Write out every line below that includes the word "ΑΠΟΚΕΝΤΡΩΜΕΝΗ".

Collected data entries:
** begin **
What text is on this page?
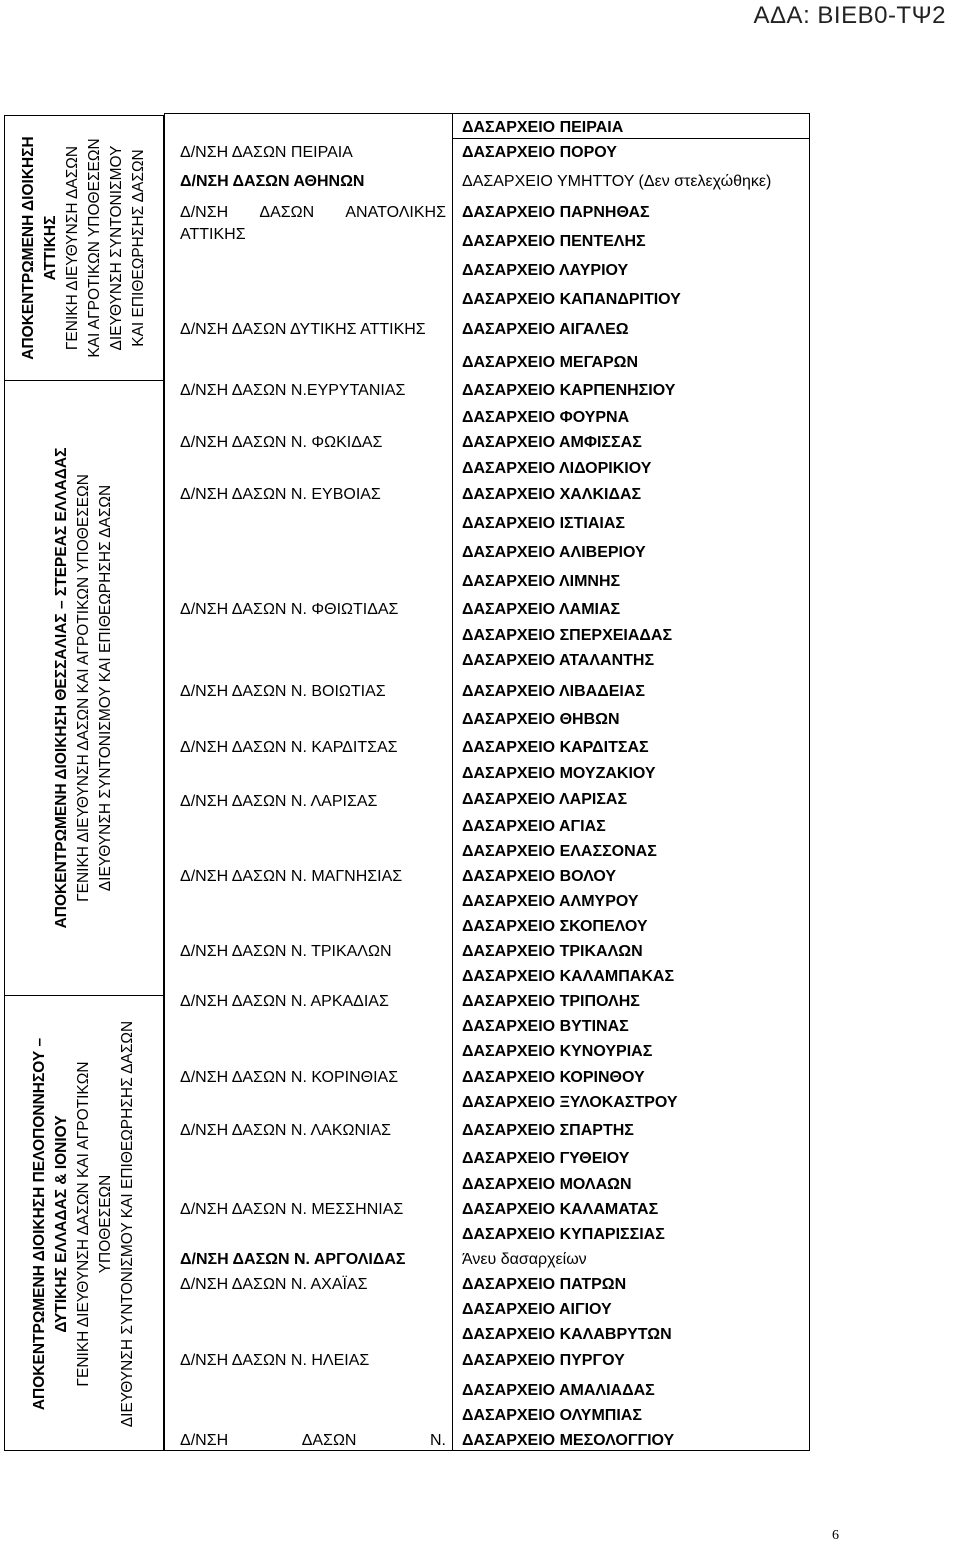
ΑΔΑ: ΒΙΕΒ0-ΤΨ2
ΑΠΟΚΕΝΤΡΩΜΕΝΗ ΔΙΟΙΚΗΣΗ ΑΤΤΙΚΗΣ ΓΕΝΙΚΗ ΔΙΕΥΘΥΝΣΗ ΔΑΣΩΝ ΚΑΙ ΑΓΡΟΤΙΚΩΝ ΥΠΟΘΕΣΕΩΝ ΔΙΕΥΘΥΝΣΗ ΣΥΝΤΟΝΙΣΜΟΥ ΚΑΙ ΕΠΙΘΕΩΡΗΣΗΣ ΔΑΣΩΝ
ΑΠΟΚΕΝΤΡΩΜΕΝΗ ΔΙΟΙΚΗΣΗ ΘΕΣΣΑΛΙΑΣ – ΣΤΕΡΕΑΣ ΕΛΛΑΔΑΣ ΓΕΝΙΚΗ ΔΙΕΥΘΥΝΣΗ ΔΑΣΩΝ ΚΑΙ ΑΓΡΟΤΙΚΩΝ ΥΠΟΘΕΣΕΩΝ ΔΙΕΥΘΥΝΣΗ ΣΥΝΤΟΝΙΣΜΟΥ ΚΑΙ ΕΠΙΘΕΩΡΗΣΗΣ ΔΑΣΩΝ
ΑΠΟΚΕΝΤΡΩΜΕΝΗ ΔΙΟΙΚΗΣΗ ΠΕΛΟΠΟΝΝΗΣΟΥ – ΔΥΤΙΚΗΣ ΕΛΛΑΔΑΣ & ΙΟΝΙΟΥ ΓΕΝΙΚΗ ΔΙΕΥΘΥΝΣΗ ΔΑΣΩΝ ΚΑΙ ΑΓΡΟΤΙΚΩΝ ΥΠΟΘΕΣΕΩΝ ΔΙΕΥΘΥΝΣΗ ΣΥΝΤΟΝΙΣΜΟΥ ΚΑΙ ΕΠΙΘΕΩΡΗΣΗΣ ΔΑΣΩΝ
Δ/ΝΣΗ ΔΑΣΩΝ ΠΕΙΡΑΙΑ
Δ/ΝΣΗ ΔΑΣΩΝ ΑΘΗΝΩΝ
Δ/ΝΣΗ ΔΑΣΩΝ ΑΝΑΤΟΛΙΚΗΣ
ΑΤΤΙΚΗΣ
Δ/ΝΣΗ ΔΑΣΩΝ ΔΥΤΙΚΗΣ ΑΤΤΙΚΗΣ
Δ/ΝΣΗ ΔΑΣΩΝ Ν.ΕΥΡΥΤΑΝΙΑΣ
Δ/ΝΣΗ ΔΑΣΩΝ Ν. ΦΩΚΙΔΑΣ
Δ/ΝΣΗ ΔΑΣΩΝ Ν. ΕΥΒΟΙΑΣ
Δ/ΝΣΗ ΔΑΣΩΝ Ν. ΦΘΙΩΤΙΔΑΣ
Δ/ΝΣΗ ΔΑΣΩΝ Ν. ΒΟΙΩΤΙΑΣ
Δ/ΝΣΗ ΔΑΣΩΝ Ν. ΚΑΡΔΙΤΣΑΣ
Δ/ΝΣΗ ΔΑΣΩΝ Ν. ΛΑΡΙΣΑΣ
Δ/ΝΣΗ ΔΑΣΩΝ Ν. ΜΑΓΝΗΣΙΑΣ
Δ/ΝΣΗ ΔΑΣΩΝ Ν. ΤΡΙΚΑΛΩΝ
Δ/ΝΣΗ ΔΑΣΩΝ Ν. ΑΡΚΑΔΙΑΣ
Δ/ΝΣΗ ΔΑΣΩΝ Ν. ΚΟΡΙΝΘΙΑΣ
Δ/ΝΣΗ ΔΑΣΩΝ Ν. ΛΑΚΩΝΙΑΣ
Δ/ΝΣΗ ΔΑΣΩΝ Ν. ΜΕΣΣΗΝΙΑΣ
Δ/ΝΣΗ ΔΑΣΩΝ Ν. ΑΡΓΟΛΙΔΑΣ
Δ/ΝΣΗ ΔΑΣΩΝ Ν. ΑΧΑΪΑΣ
Δ/ΝΣΗ ΔΑΣΩΝ Ν. ΗΛΕΙΑΣ
Δ/ΝΣΗ	ΔΑΣΩΝ	Ν.
ΔΑΣΑΡΧΕΙΟ ΠΕΙΡΑΙΑ
ΔΑΣΑΡΧΕΙΟ ΠΟΡΟΥ
ΔΑΣΑΡΧΕΙΟ ΥΜΗΤΤΟΥ (Δεν στελεχώθηκε)
ΔΑΣΑΡΧΕΙΟ ΠΑΡΝΗΘΑΣ
ΔΑΣΑΡΧΕΙΟ ΠΕΝΤΕΛΗΣ
ΔΑΣΑΡΧΕΙΟ ΛΑΥΡΙΟΥ
ΔΑΣΑΡΧΕΙΟ ΚΑΠΑΝΔΡΙΤΙΟΥ
ΔΑΣΑΡΧΕΙΟ ΑΙΓΑΛΕΩ
ΔΑΣΑΡΧΕΙΟ ΜΕΓΑΡΩΝ
ΔΑΣΑΡΧΕΙΟ ΚΑΡΠΕΝΗΣΙΟΥ
ΔΑΣΑΡΧΕΙΟ ΦΟΥΡΝΑ
ΔΑΣΑΡΧΕΙΟ ΑΜΦΙΣΣΑΣ
ΔΑΣΑΡΧΕΙΟ ΛΙΔΟΡΙΚΙΟΥ
ΔΑΣΑΡΧΕΙΟ ΧΑΛΚΙΔΑΣ
ΔΑΣΑΡΧΕΙΟ ΙΣΤΙΑΙΑΣ
ΔΑΣΑΡΧΕΙΟ ΑΛΙΒΕΡΙΟΥ
ΔΑΣΑΡΧΕΙΟ ΛΙΜΝΗΣ
ΔΑΣΑΡΧΕΙΟ ΛΑΜΙΑΣ
ΔΑΣΑΡΧΕΙΟ ΣΠΕΡΧΕΙΑΔΑΣ
ΔΑΣΑΡΧΕΙΟ ΑΤΑΛΑΝΤΗΣ
ΔΑΣΑΡΧΕΙΟ ΛΙΒΑΔΕΙΑΣ
ΔΑΣΑΡΧΕΙΟ ΘΗΒΩΝ
ΔΑΣΑΡΧΕΙΟ ΚΑΡΔΙΤΣΑΣ
ΔΑΣΑΡΧΕΙΟ ΜΟΥΖΑΚΙΟΥ
ΔΑΣΑΡΧΕΙΟ ΛΑΡΙΣΑΣ
ΔΑΣΑΡΧΕΙΟ ΑΓΙΑΣ
ΔΑΣΑΡΧΕΙΟ ΕΛΑΣΣΟΝΑΣ
ΔΑΣΑΡΧΕΙΟ ΒΟΛΟΥ
ΔΑΣΑΡΧΕΙΟ ΑΛΜΥΡΟΥ
ΔΑΣΑΡΧΕΙΟ ΣΚΟΠΕΛΟΥ
ΔΑΣΑΡΧΕΙΟ ΤΡΙΚΑΛΩΝ
ΔΑΣΑΡΧΕΙΟ ΚΑΛΑΜΠΑΚΑΣ
ΔΑΣΑΡΧΕΙΟ ΤΡΙΠΟΛΗΣ
ΔΑΣΑΡΧΕΙΟ ΒΥΤΙΝΑΣ
ΔΑΣΑΡΧΕΙΟ ΚΥΝΟΥΡΙΑΣ
ΔΑΣΑΡΧΕΙΟ ΚΟΡΙΝΘΟΥ
ΔΑΣΑΡΧΕΙΟ ΞΥΛΟΚΑΣΤΡΟΥ
ΔΑΣΑΡΧΕΙΟ ΣΠΑΡΤΗΣ
ΔΑΣΑΡΧΕΙΟ ΓΥΘΕΙΟΥ
ΔΑΣΑΡΧΕΙΟ ΜΟΛΑΩΝ
ΔΑΣΑΡΧΕΙΟ ΚΑΛΑΜΑΤΑΣ
ΔΑΣΑΡΧΕΙΟ ΚΥΠΑΡΙΣΣΙΑΣ
Άνευ δασαρχείων
ΔΑΣΑΡΧΕΙΟ ΠΑΤΡΩΝ
ΔΑΣΑΡΧΕΙΟ ΑΙΓΙΟΥ
ΔΑΣΑΡΧΕΙΟ ΚΑΛΑΒΡΥΤΩΝ
ΔΑΣΑΡΧΕΙΟ ΠΥΡΓΟΥ
ΔΑΣΑΡΧΕΙΟ ΑΜΑΛΙΑΔΑΣ
ΔΑΣΑΡΧΕΙΟ ΟΛΥΜΠΙΑΣ
ΔΑΣΑΡΧΕΙΟ ΜΕΣΟΛΟΓΓΙΟΥ
6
** end **
Exercise solution:
ΑΠΟΚΕΝΤΡΩΜΕΝΗ ΔΙΟΙΚΗΣΗ ΑΤΤΙΚΗΣ ΓΕΝΙΚΗ ΔΙΕΥΘΥΝΣΗ ΔΑΣΩΝ ΚΑΙ ΑΓΡΟΤΙΚΩΝ ΥΠΟΘΕΣΕΩΝ ΔΙΕΥΘΥΝΣΗ ΣΥΝΤΟΝΙΣΜΟΥ ΚΑΙ ΕΠΙΘΕΩΡΗΣΗΣ ΔΑΣΩΝ
ΑΠΟΚΕΝΤΡΩΜΕΝΗ ΔΙΟΙΚΗΣΗ ΘΕΣΣΑΛΙΑΣ – ΣΤΕΡΕΑΣ ΕΛΛΑΔΑΣ ΓΕΝΙΚΗ ΔΙΕΥΘΥΝΣΗ ΔΑΣΩΝ ΚΑΙ ΑΓΡΟΤΙΚΩΝ ΥΠΟΘΕΣΕΩΝ ΔΙΕΥΘΥΝΣΗ ΣΥΝΤΟΝΙΣΜΟΥ ΚΑΙ ΕΠΙΘΕΩΡΗΣΗΣ ΔΑΣΩΝ
ΑΠΟΚΕΝΤΡΩΜΕΝΗ ΔΙΟΙΚΗΣΗ ΠΕΛΟΠΟΝΝΗΣΟΥ – ΔΥΤΙΚΗΣ ΕΛΛΑΔΑΣ & ΙΟΝΙΟΥ ΓΕΝΙΚΗ ΔΙΕΥΘΥΝΣΗ ΔΑΣΩΝ ΚΑΙ ΑΓΡΟΤΙΚΩΝ ΥΠΟΘΕΣΕΩΝ ΔΙΕΥΘΥΝΣΗ ΣΥΝΤΟΝΙΣΜΟΥ ΚΑΙ ΕΠΙΘΕΩΡΗΣΗΣ ΔΑΣΩΝ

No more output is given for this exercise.